What is needed - Write out all the entries word for word and omit any pictures.

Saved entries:
▬▬▬▬▬▬

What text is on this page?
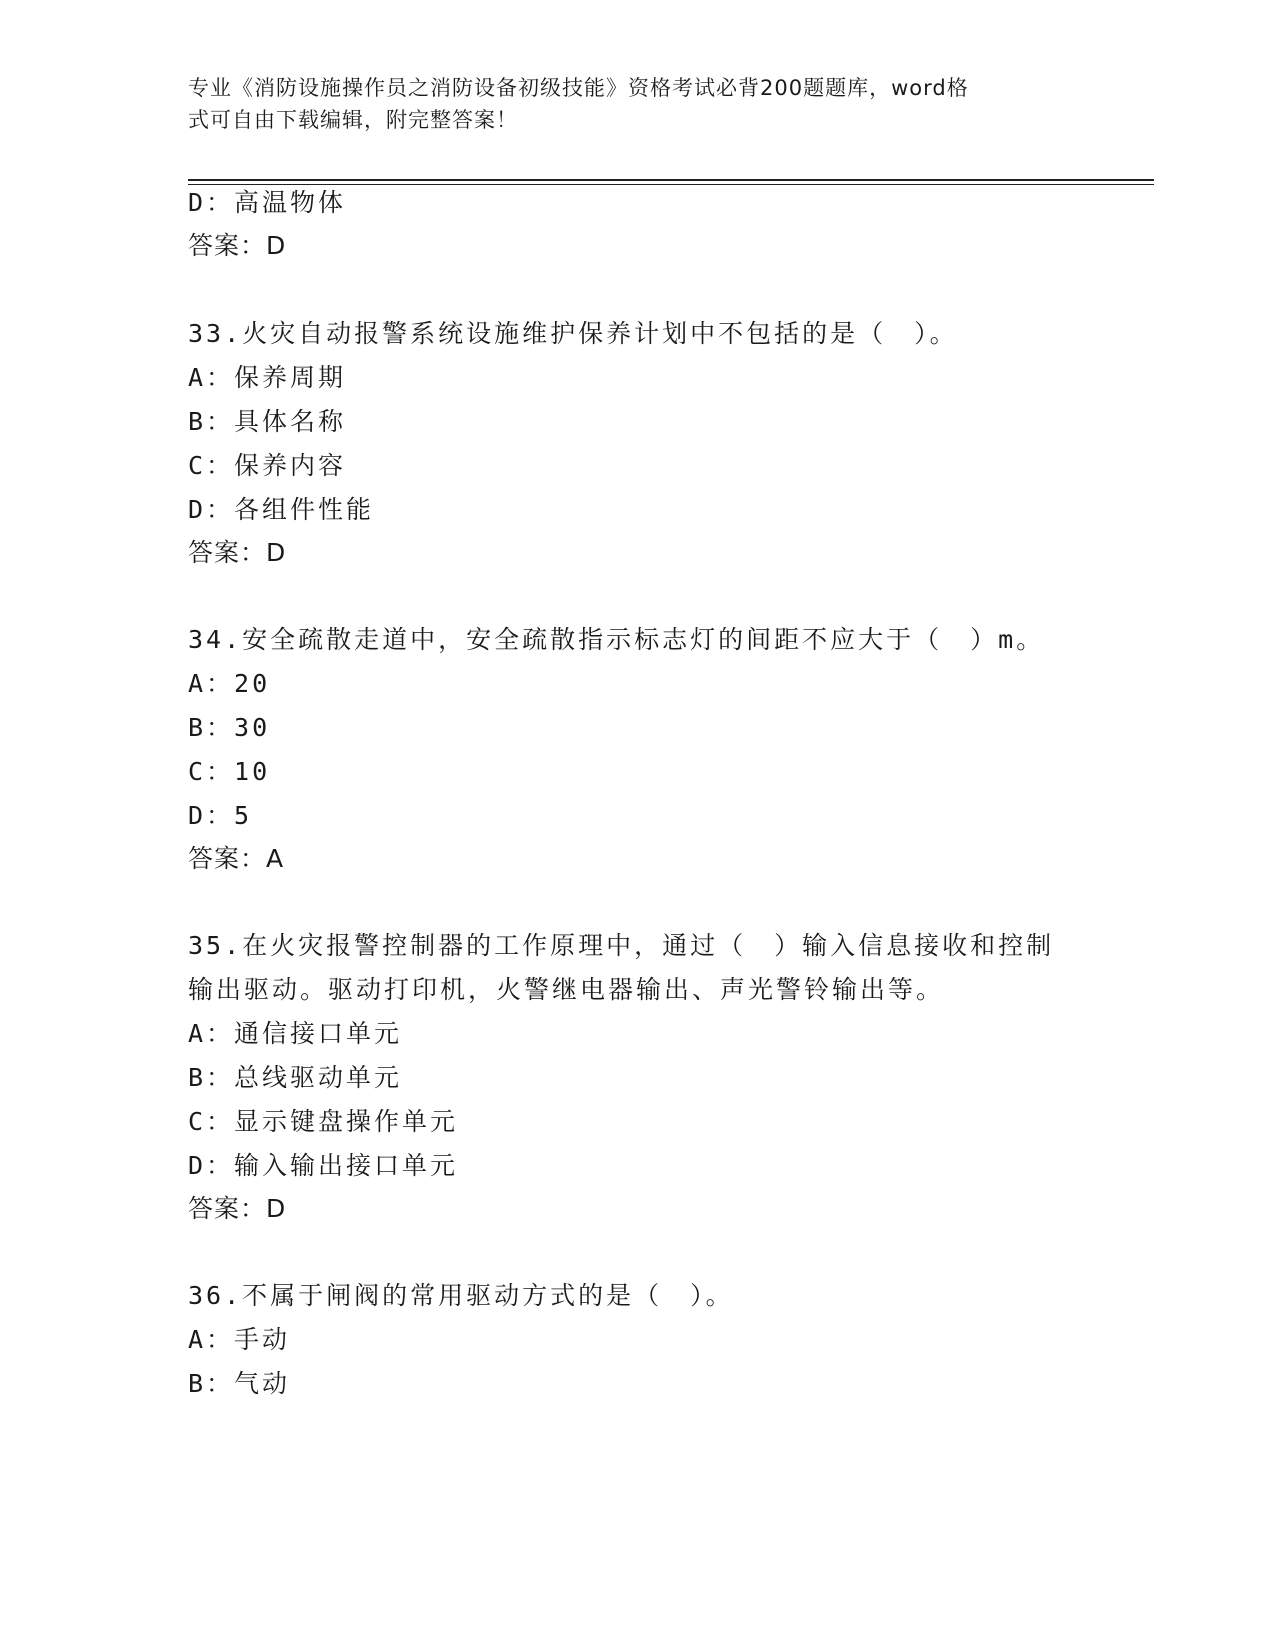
专业《消防设施操作员之消防设备初级技能》资格考试必背200题题库，word格
式可自由下载编辑，附完整答案！
D：高温物体
答案：D
33.火灾自动报警系统设施维护保养计划中不包括的是（　）。
A：保养周期
B：具体名称
C：保养内容
D：各组件性能
答案：D
34.安全疏散走道中，安全疏散指示标志灯的间距不应大于（　）m。
A：20
B：30
C：10
D：5
答案：A
35.在火灾报警控制器的工作原理中，通过（　）输入信息接收和控制
输出驱动。驱动打印机，火警继电器输出、声光警铃输出等。
A：通信接口单元
B：总线驱动单元
C：显示键盘操作单元
D：输入输出接口单元
答案：D
36.不属于闸阀的常用驱动方式的是（　）。
A：手动
B：气动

▬▬▬▬▬▬

Task response -
What text is on this page?
专业《消防设施操作员之消防设备初级技能》资格考试必背200题题库，word格
式可自由下载编辑，附完整答案！
D：高温物体
答案：D
33.火灾自动报警系统设施维护保养计划中不包括的是（　）。
A：保养周期
B：具体名称
C：保养内容
D：各组件性能
答案：D
34.安全疏散走道中，安全疏散指示标志灯的间距不应大于（　）m。
A：20
B：30
C：10
D：5
答案：A
35.在火灾报警控制器的工作原理中，通过（　）输入信息接收和控制
输出驱动。驱动打印机，火警继电器输出、声光警铃输出等。
A：通信接口单元
B：总线驱动单元
C：显示键盘操作单元
D：输入输出接口单元
答案：D
36.不属于闸阀的常用驱动方式的是（　）。
A：手动
B：气动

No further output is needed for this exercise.